- What the task asks: Repeat the data below exactly, dropping any pictures it holds.

- Dataset excerpts:
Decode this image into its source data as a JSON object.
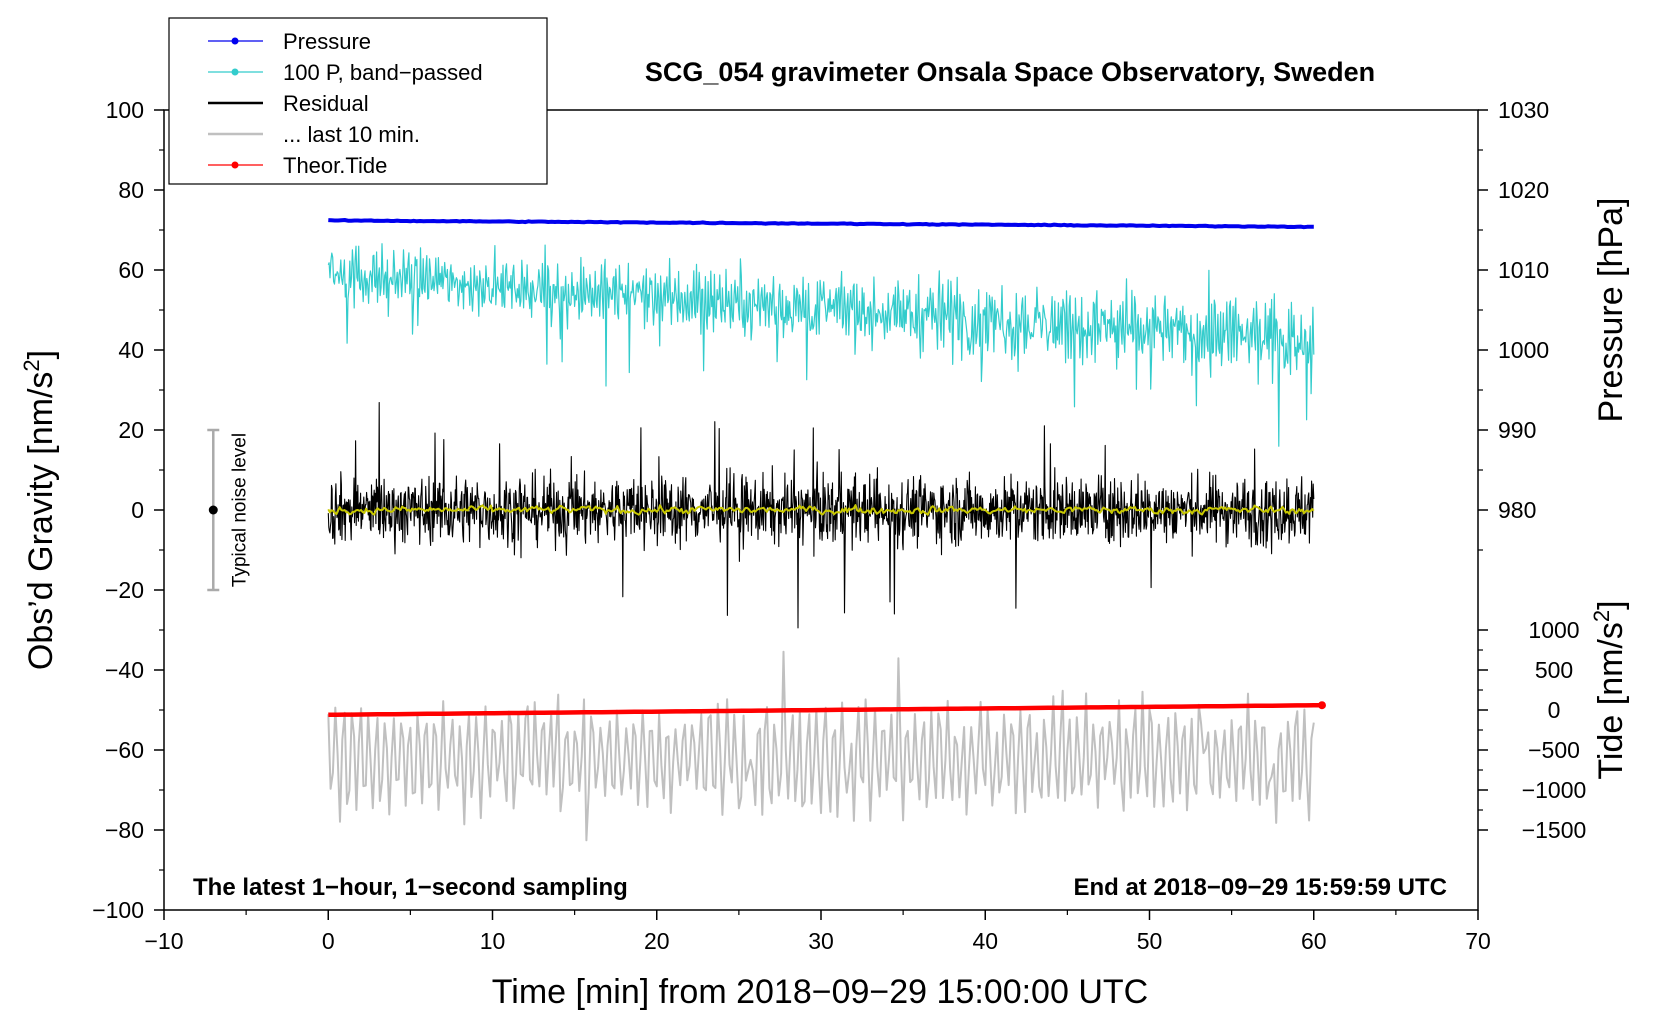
{
  "chart_data": {
    "type": "line",
    "title": "SCG_054 gravimeter Onsala Space Observatory, Sweden",
    "xlabel": "Time [min] from 2018−09−29 15:00:00 UTC",
    "ylabel_left": "Obs’d Gravity [nm/s",
    "ylabel_left_sup": "2",
    "ylabel_left_end": "]",
    "ylabel_right_pressure": "Pressure [hPa]",
    "ylabel_right_tide": "Tide [nm/s",
    "ylabel_right_tide_sup": "2",
    "ylabel_right_tide_end": "]",
    "xlim": [
      -10,
      70
    ],
    "ylim": [
      -100,
      100
    ],
    "x_ticks": [
      {
        "value": -10,
        "label": "−10"
      },
      {
        "value": 0,
        "label": "0"
      },
      {
        "value": 10,
        "label": "10"
      },
      {
        "value": 20,
        "label": "20"
      },
      {
        "value": 30,
        "label": "30"
      },
      {
        "value": 40,
        "label": "40"
      },
      {
        "value": 50,
        "label": "50"
      },
      {
        "value": 60,
        "label": "60"
      },
      {
        "value": 70,
        "label": "70"
      }
    ],
    "y_ticks": [
      {
        "value": 100,
        "label": "100"
      },
      {
        "value": 80,
        "label": "80"
      },
      {
        "value": 60,
        "label": "60"
      },
      {
        "value": 40,
        "label": "40"
      },
      {
        "value": 20,
        "label": "20"
      },
      {
        "value": 0,
        "label": "0"
      },
      {
        "value": -20,
        "label": "−20"
      },
      {
        "value": -40,
        "label": "−40"
      },
      {
        "value": -60,
        "label": "−60"
      },
      {
        "value": -80,
        "label": "−80"
      },
      {
        "value": -100,
        "label": "−100"
      }
    ],
    "pressure_axis": {
      "gravity_per_hpa": 2,
      "gravity_offset": 40,
      "offset_hpa": 1000,
      "ticks": [
        {
          "value": 1030,
          "label": "1030"
        },
        {
          "value": 1020,
          "label": "1020"
        },
        {
          "value": 1010,
          "label": "1010"
        },
        {
          "value": 1000,
          "label": "1000"
        },
        {
          "value": 990,
          "label": "990"
        },
        {
          "value": 980,
          "label": "980"
        }
      ]
    },
    "tide_axis": {
      "gravity_per_nms2": 0.02,
      "gravity_offset": -50,
      "ticks": [
        {
          "value": 1000,
          "label": "1000"
        },
        {
          "value": 500,
          "label": "500"
        },
        {
          "value": 0,
          "label": "0"
        },
        {
          "value": -500,
          "label": "−500"
        },
        {
          "value": -1000,
          "label": "−1000"
        },
        {
          "value": -1500,
          "label": "−1500"
        }
      ]
    },
    "series": [
      {
        "name": "Pressure",
        "color": "#0000ee",
        "unit": "hPa",
        "x_range": [
          0,
          60
        ],
        "start": 1016.2,
        "end": 1015.4,
        "rendered_as": "thick line"
      },
      {
        "name": "100 P, band−passed",
        "color": "#33cccc",
        "x_range": [
          0,
          60
        ],
        "center_start": 59,
        "center_end": 42,
        "amplitude": 6,
        "rendered_as": "noisy line"
      },
      {
        "name": "Residual",
        "color": "#000000",
        "x_range": [
          0,
          60
        ],
        "center": 0,
        "amplitude": 10,
        "rendered_as": "noisy line"
      },
      {
        "name": "Residual smoothed",
        "color": "#c8c800",
        "x_range": [
          0,
          60
        ],
        "center": 0,
        "amplitude": 1,
        "rendered_as": "thin line"
      },
      {
        "name": "... last 10 min.",
        "color": "#c0c0c0",
        "x_range": [
          0,
          60
        ],
        "center": -62,
        "amplitude": 10,
        "rendered_as": "oscillating line"
      },
      {
        "name": "Theor.Tide",
        "color": "#ff0000",
        "unit": "nm/s2",
        "x_range": [
          0,
          60.5
        ],
        "start": -60,
        "end": 60,
        "rendered_as": "thick line"
      }
    ],
    "legend": {
      "placement": "top-left",
      "entries": [
        {
          "label": "Pressure",
          "color": "#0000ee",
          "marker": true
        },
        {
          "label": "100 P, band−passed",
          "color": "#33cccc",
          "marker": true
        },
        {
          "label": "Residual",
          "color": "#000000",
          "marker": false
        },
        {
          "label": "... last 10 min.",
          "color": "#c0c0c0",
          "marker": false
        },
        {
          "label": "Theor.Tide",
          "color": "#ff0000",
          "marker": true
        }
      ]
    },
    "noise_bar": {
      "label": "Typical noise level",
      "x": -7,
      "y": 0,
      "range": [
        -20,
        20
      ]
    },
    "annotations": {
      "left": "The latest 1−hour, 1−second sampling",
      "right": "End at 2018−09−29 15:59:59 UTC"
    }
  }
}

- Final result:
Decode this image into its source data as a JSON object.
{
  "chart_data": {
    "type": "line",
    "title": "SCG_054 gravimeter Onsala Space Observatory, Sweden",
    "xlabel": "Time [min] from 2018−09−29 15:00:00 UTC",
    "ylabel_left": "Obs’d Gravity [nm/s",
    "ylabel_left_sup": "2",
    "ylabel_left_end": "]",
    "ylabel_right_pressure": "Pressure [hPa]",
    "ylabel_right_tide": "Tide [nm/s",
    "ylabel_right_tide_sup": "2",
    "ylabel_right_tide_end": "]",
    "xlim": [
      -10,
      70
    ],
    "ylim": [
      -100,
      100
    ],
    "x_ticks": [
      {
        "value": -10,
        "label": "−10"
      },
      {
        "value": 0,
        "label": "0"
      },
      {
        "value": 10,
        "label": "10"
      },
      {
        "value": 20,
        "label": "20"
      },
      {
        "value": 30,
        "label": "30"
      },
      {
        "value": 40,
        "label": "40"
      },
      {
        "value": 50,
        "label": "50"
      },
      {
        "value": 60,
        "label": "60"
      },
      {
        "value": 70,
        "label": "70"
      }
    ],
    "y_ticks": [
      {
        "value": 100,
        "label": "100"
      },
      {
        "value": 80,
        "label": "80"
      },
      {
        "value": 60,
        "label": "60"
      },
      {
        "value": 40,
        "label": "40"
      },
      {
        "value": 20,
        "label": "20"
      },
      {
        "value": 0,
        "label": "0"
      },
      {
        "value": -20,
        "label": "−20"
      },
      {
        "value": -40,
        "label": "−40"
      },
      {
        "value": -60,
        "label": "−60"
      },
      {
        "value": -80,
        "label": "−80"
      },
      {
        "value": -100,
        "label": "−100"
      }
    ],
    "pressure_axis": {
      "gravity_per_hpa": 2,
      "gravity_offset": 40,
      "offset_hpa": 1000,
      "ticks": [
        {
          "value": 1030,
          "label": "1030"
        },
        {
          "value": 1020,
          "label": "1020"
        },
        {
          "value": 1010,
          "label": "1010"
        },
        {
          "value": 1000,
          "label": "1000"
        },
        {
          "value": 990,
          "label": "990"
        },
        {
          "value": 980,
          "label": "980"
        }
      ]
    },
    "tide_axis": {
      "gravity_per_nms2": 0.02,
      "gravity_offset": -50,
      "ticks": [
        {
          "value": 1000,
          "label": "1000"
        },
        {
          "value": 500,
          "label": "500"
        },
        {
          "value": 0,
          "label": "0"
        },
        {
          "value": -500,
          "label": "−500"
        },
        {
          "value": -1000,
          "label": "−1000"
        },
        {
          "value": -1500,
          "label": "−1500"
        }
      ]
    },
    "series": [
      {
        "name": "Pressure",
        "color": "#0000ee",
        "unit": "hPa",
        "x_range": [
          0,
          60
        ],
        "start": 1016.2,
        "end": 1015.4,
        "rendered_as": "thick line"
      },
      {
        "name": "100 P, band−passed",
        "color": "#33cccc",
        "x_range": [
          0,
          60
        ],
        "center_start": 59,
        "center_end": 42,
        "amplitude": 6,
        "rendered_as": "noisy line"
      },
      {
        "name": "Residual",
        "color": "#000000",
        "x_range": [
          0,
          60
        ],
        "center": 0,
        "amplitude": 10,
        "rendered_as": "noisy line"
      },
      {
        "name": "Residual smoothed",
        "color": "#c8c800",
        "x_range": [
          0,
          60
        ],
        "center": 0,
        "amplitude": 1,
        "rendered_as": "thin line"
      },
      {
        "name": "... last 10 min.",
        "color": "#c0c0c0",
        "x_range": [
          0,
          60
        ],
        "center": -62,
        "amplitude": 10,
        "rendered_as": "oscillating line"
      },
      {
        "name": "Theor.Tide",
        "color": "#ff0000",
        "unit": "nm/s2",
        "x_range": [
          0,
          60.5
        ],
        "start": -60,
        "end": 60,
        "rendered_as": "thick line"
      }
    ],
    "legend": {
      "placement": "top-left",
      "entries": [
        {
          "label": "Pressure",
          "color": "#0000ee",
          "marker": true
        },
        {
          "label": "100 P, band−passed",
          "color": "#33cccc",
          "marker": true
        },
        {
          "label": "Residual",
          "color": "#000000",
          "marker": false
        },
        {
          "label": "... last 10 min.",
          "color": "#c0c0c0",
          "marker": false
        },
        {
          "label": "Theor.Tide",
          "color": "#ff0000",
          "marker": true
        }
      ]
    },
    "noise_bar": {
      "label": "Typical noise level",
      "x": -7,
      "y": 0,
      "range": [
        -20,
        20
      ]
    },
    "annotations": {
      "left": "The latest 1−hour, 1−second sampling",
      "right": "End at 2018−09−29 15:59:59 UTC"
    }
  }
}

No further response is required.